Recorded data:
[START]
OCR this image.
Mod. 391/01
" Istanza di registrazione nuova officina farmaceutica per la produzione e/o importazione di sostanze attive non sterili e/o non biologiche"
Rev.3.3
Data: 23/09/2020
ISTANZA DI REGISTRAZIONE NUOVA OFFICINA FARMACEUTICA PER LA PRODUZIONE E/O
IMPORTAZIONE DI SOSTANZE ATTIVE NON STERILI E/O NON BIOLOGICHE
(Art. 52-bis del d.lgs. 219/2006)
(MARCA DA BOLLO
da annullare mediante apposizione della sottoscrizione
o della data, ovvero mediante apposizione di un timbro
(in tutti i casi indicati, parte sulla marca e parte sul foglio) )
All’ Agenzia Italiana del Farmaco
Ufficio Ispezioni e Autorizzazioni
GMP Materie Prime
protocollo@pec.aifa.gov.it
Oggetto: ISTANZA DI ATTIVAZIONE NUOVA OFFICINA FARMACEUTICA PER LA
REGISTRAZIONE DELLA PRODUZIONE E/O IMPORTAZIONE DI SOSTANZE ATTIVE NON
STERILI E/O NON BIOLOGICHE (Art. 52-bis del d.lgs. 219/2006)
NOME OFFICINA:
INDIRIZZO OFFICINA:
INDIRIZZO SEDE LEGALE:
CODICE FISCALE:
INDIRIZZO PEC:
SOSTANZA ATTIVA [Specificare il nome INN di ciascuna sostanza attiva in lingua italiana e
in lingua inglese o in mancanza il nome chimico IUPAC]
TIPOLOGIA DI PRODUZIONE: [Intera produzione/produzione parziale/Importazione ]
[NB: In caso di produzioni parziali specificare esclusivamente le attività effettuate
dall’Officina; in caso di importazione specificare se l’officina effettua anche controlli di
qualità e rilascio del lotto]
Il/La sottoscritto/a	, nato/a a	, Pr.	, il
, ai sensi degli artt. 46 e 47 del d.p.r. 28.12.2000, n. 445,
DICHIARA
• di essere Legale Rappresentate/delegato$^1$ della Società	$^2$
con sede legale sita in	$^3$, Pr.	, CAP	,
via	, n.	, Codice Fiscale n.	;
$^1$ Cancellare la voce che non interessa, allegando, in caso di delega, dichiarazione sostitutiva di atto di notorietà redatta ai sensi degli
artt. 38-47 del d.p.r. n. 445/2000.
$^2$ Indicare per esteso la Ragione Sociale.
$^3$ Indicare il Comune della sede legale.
[END]
◆ What to work on
Restate the listing above word for word.

◆ Output for this exercise
OCR this image.
Mod. 391/01
" Istanza di registrazione nuova officina farmaceutica per la produzione e/o importazione di sostanze attive non sterili e/o non biologiche"
Rev.3.3
Data: 23/09/2020
ISTANZA DI REGISTRAZIONE NUOVA OFFICINA FARMACEUTICA PER LA PRODUZIONE E/O
IMPORTAZIONE DI SOSTANZE ATTIVE NON STERILI E/O NON BIOLOGICHE
(Art. 52-bis del d.lgs. 219/2006)
(MARCA DA BOLLO
da annullare mediante apposizione della sottoscrizione
o della data, ovvero mediante apposizione di un timbro
(in tutti i casi indicati, parte sulla marca e parte sul foglio) )
All’ Agenzia Italiana del Farmaco
Ufficio Ispezioni e Autorizzazioni
GMP Materie Prime
protocollo@pec.aifa.gov.it
Oggetto: ISTANZA DI ATTIVAZIONE NUOVA OFFICINA FARMACEUTICA PER LA
REGISTRAZIONE DELLA PRODUZIONE E/O IMPORTAZIONE DI SOSTANZE ATTIVE NON
STERILI E/O NON BIOLOGICHE (Art. 52-bis del d.lgs. 219/2006)
NOME OFFICINA:
INDIRIZZO OFFICINA:
INDIRIZZO SEDE LEGALE:
CODICE FISCALE:
INDIRIZZO PEC:
SOSTANZA ATTIVA [Specificare il nome INN di ciascuna sostanza attiva in lingua italiana e
in lingua inglese o in mancanza il nome chimico IUPAC]
TIPOLOGIA DI PRODUZIONE: [Intera produzione/produzione parziale/Importazione ]
[NB: In caso di produzioni parziali specificare esclusivamente le attività effettuate
dall’Officina; in caso di importazione specificare se l’officina effettua anche controlli di
qualità e rilascio del lotto]
Il/La sottoscritto/a	, nato/a a	, Pr.	, il
, ai sensi degli artt. 46 e 47 del d.p.r. 28.12.2000, n. 445,
DICHIARA
• di essere Legale Rappresentate/delegato$^1$ della Società	$^2$
con sede legale sita in	$^3$, Pr.	, CAP	,
via	, n.	, Codice Fiscale n.	;
$^1$ Cancellare la voce che non interessa, allegando, in caso di delega, dichiarazione sostitutiva di atto di notorietà redatta ai sensi degli
artt. 38-47 del d.p.r. n. 445/2000.
$^2$ Indicare per esteso la Ragione Sociale.
$^3$ Indicare il Comune della sede legale.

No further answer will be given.